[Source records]

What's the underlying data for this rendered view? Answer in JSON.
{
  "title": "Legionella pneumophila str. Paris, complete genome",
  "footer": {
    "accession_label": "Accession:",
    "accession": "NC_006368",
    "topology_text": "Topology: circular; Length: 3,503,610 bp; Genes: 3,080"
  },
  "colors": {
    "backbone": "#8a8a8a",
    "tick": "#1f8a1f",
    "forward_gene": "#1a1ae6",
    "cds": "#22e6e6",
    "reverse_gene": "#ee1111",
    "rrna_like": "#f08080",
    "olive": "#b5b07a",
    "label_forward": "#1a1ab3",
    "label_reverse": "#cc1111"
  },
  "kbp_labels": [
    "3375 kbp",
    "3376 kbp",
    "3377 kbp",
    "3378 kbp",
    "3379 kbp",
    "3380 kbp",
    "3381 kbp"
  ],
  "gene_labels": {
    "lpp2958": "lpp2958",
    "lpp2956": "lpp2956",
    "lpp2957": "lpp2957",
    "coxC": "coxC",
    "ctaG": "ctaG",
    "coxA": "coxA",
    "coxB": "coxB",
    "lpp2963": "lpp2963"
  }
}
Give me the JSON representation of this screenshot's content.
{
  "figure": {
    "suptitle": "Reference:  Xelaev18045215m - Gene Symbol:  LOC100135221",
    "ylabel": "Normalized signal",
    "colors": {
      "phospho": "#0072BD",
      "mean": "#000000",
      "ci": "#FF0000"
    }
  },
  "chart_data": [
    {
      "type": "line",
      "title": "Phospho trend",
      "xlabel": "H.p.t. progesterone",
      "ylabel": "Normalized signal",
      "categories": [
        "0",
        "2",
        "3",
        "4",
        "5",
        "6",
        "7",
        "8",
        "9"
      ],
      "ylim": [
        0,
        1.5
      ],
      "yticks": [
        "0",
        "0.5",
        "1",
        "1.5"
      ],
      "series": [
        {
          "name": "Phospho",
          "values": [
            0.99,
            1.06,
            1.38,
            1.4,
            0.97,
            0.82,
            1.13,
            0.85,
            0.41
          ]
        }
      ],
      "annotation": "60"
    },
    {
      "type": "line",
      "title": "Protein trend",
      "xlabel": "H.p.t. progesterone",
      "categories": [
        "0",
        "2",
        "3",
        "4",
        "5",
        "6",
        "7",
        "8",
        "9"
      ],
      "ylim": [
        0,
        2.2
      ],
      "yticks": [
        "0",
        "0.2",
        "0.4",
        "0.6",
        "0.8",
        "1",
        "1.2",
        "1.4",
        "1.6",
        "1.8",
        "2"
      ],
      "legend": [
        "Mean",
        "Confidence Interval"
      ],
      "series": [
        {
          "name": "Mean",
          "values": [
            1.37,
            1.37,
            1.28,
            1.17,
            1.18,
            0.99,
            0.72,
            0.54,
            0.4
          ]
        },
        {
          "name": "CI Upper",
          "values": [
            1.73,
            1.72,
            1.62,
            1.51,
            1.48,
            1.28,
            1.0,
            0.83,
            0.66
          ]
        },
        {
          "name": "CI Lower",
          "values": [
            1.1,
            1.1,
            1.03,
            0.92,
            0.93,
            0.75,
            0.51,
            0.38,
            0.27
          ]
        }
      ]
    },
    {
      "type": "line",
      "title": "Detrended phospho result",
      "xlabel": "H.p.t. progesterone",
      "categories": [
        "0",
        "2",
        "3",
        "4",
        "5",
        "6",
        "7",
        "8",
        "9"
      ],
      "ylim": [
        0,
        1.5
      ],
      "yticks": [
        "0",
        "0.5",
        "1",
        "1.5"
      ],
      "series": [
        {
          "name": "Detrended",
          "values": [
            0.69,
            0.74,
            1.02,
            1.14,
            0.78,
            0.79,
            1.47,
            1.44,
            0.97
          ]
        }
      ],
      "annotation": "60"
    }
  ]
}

[Exercise description] Your response should be made up of the lines in the data that contain the word "ylabel".

[Response to the task]
    "ylabel": "Normalized signal",
      "ylabel": "Normalized signal",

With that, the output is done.